Every line that contains the word "Girard" should be copied.
□ □ □ □ □ □ □
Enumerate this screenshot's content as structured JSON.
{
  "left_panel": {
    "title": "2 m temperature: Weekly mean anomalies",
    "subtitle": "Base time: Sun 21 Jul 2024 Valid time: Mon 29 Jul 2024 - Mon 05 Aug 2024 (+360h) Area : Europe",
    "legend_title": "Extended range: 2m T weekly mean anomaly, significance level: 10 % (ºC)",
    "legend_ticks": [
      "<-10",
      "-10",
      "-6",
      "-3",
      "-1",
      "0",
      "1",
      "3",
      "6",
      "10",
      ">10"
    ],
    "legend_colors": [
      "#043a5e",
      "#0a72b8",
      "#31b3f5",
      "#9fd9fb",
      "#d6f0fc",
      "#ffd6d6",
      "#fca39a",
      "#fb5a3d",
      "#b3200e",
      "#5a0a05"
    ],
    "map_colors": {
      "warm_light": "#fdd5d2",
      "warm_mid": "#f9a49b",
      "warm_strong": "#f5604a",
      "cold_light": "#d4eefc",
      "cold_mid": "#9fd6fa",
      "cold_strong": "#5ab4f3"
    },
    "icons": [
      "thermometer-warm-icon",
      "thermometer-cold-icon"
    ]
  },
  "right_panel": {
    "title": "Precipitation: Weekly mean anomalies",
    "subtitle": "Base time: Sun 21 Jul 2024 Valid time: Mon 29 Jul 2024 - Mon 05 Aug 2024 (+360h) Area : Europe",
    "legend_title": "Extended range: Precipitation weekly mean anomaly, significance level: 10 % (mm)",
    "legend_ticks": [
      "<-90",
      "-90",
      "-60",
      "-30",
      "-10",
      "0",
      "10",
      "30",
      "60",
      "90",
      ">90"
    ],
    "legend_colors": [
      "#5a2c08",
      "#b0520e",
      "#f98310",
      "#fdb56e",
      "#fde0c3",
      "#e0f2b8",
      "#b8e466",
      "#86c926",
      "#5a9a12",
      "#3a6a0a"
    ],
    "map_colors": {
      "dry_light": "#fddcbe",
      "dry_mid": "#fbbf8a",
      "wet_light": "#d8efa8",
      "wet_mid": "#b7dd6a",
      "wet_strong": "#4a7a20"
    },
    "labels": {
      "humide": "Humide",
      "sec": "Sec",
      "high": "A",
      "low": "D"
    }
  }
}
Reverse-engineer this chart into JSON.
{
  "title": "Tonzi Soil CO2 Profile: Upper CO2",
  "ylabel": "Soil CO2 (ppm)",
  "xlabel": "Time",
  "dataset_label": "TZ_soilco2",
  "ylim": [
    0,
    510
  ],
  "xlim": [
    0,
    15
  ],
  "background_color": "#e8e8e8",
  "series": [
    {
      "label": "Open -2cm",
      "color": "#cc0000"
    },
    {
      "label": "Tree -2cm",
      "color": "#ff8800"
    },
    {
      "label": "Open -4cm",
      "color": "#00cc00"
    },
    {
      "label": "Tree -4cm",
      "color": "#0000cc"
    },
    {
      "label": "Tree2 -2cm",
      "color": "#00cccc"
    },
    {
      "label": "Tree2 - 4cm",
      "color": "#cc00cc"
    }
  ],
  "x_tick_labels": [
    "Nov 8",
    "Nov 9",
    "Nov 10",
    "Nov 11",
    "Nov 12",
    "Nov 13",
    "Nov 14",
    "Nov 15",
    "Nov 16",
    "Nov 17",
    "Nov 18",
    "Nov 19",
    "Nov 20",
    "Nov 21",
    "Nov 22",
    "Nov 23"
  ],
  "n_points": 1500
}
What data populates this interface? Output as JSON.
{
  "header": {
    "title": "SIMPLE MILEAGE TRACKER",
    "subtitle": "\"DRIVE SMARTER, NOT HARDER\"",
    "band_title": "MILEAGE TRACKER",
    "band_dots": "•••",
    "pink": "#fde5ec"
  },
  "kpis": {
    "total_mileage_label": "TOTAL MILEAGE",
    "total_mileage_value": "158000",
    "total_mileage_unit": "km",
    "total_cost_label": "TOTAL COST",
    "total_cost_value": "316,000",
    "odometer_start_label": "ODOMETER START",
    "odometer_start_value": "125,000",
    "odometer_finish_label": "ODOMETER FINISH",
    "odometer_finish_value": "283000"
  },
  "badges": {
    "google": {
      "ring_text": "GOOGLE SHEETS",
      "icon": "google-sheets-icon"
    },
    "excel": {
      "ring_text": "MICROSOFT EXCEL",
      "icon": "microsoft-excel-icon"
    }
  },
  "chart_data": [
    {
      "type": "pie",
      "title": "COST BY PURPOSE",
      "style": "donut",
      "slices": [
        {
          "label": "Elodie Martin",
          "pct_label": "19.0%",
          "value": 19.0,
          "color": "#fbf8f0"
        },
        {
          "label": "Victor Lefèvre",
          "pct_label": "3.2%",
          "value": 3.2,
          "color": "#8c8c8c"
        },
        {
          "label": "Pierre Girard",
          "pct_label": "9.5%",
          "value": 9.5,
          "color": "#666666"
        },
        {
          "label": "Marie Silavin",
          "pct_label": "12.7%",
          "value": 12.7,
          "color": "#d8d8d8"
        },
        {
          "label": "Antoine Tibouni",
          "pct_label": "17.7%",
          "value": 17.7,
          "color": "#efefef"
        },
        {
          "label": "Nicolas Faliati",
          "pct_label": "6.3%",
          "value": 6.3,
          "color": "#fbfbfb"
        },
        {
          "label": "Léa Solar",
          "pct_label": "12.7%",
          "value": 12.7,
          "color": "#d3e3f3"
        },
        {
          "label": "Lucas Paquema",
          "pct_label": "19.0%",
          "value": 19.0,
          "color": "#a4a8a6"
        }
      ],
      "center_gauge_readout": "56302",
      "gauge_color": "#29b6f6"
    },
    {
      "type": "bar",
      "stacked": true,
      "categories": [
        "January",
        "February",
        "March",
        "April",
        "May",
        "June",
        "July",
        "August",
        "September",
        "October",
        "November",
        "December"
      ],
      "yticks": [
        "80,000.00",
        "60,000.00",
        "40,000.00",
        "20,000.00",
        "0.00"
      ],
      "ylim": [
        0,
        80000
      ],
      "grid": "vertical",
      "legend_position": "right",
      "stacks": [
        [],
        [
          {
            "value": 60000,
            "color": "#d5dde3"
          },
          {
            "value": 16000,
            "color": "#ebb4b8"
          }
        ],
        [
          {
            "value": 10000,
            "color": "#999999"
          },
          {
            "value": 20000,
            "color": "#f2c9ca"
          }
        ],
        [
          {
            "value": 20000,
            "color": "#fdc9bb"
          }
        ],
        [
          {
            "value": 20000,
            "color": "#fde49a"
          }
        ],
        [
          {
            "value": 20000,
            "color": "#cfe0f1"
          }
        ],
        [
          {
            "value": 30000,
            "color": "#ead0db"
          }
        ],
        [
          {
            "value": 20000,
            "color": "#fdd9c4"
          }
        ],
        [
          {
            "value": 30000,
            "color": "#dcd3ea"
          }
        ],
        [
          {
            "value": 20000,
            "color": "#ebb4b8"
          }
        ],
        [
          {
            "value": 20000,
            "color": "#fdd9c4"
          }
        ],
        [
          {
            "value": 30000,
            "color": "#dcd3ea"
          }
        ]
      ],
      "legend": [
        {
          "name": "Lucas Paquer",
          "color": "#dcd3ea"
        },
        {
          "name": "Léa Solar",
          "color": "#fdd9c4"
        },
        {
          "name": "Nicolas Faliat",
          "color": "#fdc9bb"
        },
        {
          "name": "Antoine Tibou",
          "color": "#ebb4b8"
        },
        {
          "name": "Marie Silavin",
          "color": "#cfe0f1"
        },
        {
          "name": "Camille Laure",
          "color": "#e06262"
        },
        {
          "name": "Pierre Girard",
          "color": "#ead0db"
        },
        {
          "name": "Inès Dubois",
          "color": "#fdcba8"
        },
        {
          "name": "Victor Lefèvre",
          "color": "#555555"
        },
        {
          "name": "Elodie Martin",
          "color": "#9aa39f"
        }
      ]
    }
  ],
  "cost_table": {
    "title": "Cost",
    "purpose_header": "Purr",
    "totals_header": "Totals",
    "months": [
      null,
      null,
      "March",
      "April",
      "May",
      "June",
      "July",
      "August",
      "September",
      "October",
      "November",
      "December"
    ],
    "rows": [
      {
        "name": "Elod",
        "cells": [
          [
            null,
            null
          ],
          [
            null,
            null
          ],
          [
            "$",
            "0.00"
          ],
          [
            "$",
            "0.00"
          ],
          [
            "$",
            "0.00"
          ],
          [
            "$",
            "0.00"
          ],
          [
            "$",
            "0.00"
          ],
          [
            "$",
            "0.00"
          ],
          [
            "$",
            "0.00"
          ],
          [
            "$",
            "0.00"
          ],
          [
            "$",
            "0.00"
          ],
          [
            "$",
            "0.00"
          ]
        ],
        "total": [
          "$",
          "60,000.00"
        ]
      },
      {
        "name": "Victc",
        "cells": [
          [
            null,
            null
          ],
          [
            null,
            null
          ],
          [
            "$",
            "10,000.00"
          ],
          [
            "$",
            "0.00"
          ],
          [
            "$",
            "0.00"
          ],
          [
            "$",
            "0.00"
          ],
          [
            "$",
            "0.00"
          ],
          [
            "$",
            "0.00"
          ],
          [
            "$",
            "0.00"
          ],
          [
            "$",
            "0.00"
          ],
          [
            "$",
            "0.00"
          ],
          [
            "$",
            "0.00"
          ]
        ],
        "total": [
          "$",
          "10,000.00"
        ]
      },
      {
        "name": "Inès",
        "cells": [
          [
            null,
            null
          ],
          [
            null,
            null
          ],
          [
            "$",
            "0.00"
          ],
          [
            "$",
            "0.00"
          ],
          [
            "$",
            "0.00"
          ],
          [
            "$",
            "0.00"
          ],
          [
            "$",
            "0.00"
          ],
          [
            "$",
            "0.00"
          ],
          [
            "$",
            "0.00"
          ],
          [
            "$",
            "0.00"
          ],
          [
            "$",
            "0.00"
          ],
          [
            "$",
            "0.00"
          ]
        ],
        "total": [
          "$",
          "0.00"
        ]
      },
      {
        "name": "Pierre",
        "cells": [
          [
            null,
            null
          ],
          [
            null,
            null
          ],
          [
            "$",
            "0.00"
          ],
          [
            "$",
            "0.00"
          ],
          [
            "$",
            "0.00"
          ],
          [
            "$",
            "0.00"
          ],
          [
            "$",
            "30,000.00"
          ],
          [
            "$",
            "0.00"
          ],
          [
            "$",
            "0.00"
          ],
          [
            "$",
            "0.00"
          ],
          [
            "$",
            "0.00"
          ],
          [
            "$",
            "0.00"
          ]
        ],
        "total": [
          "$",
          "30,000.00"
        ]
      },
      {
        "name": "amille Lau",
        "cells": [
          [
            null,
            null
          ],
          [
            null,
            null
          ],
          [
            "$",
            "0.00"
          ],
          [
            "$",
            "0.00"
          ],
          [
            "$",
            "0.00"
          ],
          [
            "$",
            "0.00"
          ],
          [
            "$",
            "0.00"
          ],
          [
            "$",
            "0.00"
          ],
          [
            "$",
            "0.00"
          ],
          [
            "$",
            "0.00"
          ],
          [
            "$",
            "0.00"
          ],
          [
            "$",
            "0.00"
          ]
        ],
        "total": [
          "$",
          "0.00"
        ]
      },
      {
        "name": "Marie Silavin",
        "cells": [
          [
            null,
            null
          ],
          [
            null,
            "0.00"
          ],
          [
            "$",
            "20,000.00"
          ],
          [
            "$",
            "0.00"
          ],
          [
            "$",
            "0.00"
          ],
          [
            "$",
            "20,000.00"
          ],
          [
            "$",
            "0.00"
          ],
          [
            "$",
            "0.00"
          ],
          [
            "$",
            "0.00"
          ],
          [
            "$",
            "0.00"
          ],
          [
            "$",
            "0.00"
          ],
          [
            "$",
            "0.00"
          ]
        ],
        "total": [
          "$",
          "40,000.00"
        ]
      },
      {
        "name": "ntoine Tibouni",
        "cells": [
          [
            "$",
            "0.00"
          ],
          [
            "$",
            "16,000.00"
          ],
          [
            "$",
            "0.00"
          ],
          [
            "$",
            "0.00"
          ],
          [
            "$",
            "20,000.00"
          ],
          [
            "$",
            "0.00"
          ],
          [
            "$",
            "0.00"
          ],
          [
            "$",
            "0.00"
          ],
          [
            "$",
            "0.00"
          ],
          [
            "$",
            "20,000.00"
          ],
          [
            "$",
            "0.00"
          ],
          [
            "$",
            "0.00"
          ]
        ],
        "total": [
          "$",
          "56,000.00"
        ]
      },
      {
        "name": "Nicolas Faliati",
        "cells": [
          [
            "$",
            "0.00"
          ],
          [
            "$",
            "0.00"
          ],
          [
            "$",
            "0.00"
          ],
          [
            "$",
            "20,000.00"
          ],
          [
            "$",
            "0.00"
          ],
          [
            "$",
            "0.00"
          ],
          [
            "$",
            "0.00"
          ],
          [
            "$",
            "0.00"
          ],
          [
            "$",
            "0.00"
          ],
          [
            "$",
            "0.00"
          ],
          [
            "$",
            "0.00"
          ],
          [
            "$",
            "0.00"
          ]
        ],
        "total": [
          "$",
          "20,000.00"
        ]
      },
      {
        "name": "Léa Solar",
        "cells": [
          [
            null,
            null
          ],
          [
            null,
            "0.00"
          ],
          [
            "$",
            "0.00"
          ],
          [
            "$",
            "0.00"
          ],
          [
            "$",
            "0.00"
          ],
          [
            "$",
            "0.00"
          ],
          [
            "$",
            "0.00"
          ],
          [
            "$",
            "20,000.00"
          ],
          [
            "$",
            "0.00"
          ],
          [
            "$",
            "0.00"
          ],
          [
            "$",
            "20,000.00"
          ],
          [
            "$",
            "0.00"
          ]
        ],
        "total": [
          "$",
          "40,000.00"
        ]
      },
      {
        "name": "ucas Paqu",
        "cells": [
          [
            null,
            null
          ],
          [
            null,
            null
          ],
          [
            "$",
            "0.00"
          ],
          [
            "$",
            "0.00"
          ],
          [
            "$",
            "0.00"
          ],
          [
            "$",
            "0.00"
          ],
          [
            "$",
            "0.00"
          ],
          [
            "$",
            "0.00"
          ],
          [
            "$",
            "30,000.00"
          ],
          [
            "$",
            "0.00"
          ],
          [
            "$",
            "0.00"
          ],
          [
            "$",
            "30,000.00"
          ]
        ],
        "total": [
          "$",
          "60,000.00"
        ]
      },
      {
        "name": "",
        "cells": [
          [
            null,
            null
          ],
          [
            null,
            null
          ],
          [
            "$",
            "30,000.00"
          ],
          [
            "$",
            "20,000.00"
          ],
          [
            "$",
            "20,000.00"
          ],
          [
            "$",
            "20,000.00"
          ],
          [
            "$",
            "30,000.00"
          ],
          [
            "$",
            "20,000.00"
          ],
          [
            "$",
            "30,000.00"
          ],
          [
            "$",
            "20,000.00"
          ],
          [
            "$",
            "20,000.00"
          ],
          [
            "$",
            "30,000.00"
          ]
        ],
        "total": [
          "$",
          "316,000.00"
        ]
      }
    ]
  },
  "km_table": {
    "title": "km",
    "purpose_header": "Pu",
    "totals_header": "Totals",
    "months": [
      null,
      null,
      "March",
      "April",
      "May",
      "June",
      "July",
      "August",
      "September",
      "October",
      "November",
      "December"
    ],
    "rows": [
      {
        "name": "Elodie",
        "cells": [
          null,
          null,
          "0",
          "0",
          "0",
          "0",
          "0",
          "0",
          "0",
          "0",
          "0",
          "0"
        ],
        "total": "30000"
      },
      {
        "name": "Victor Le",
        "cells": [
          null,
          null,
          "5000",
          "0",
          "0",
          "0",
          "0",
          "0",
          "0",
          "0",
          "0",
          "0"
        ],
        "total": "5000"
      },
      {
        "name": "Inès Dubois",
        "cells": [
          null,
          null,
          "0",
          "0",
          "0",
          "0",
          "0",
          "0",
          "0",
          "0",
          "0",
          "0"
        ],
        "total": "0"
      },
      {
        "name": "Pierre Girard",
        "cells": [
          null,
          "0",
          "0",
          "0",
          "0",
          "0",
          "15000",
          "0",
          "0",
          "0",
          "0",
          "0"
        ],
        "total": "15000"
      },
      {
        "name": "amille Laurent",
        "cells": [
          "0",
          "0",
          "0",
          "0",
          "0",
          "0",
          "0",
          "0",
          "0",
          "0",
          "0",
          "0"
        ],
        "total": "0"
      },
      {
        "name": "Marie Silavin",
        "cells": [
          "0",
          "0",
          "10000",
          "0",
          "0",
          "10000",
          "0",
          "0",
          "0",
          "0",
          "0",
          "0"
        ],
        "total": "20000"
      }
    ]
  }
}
□ □ □ □ □ □ □
» **ANSWER**
          "label": "Pierre Girard",
          "name": "Pierre Girard",
        "name": "Pierre Girard",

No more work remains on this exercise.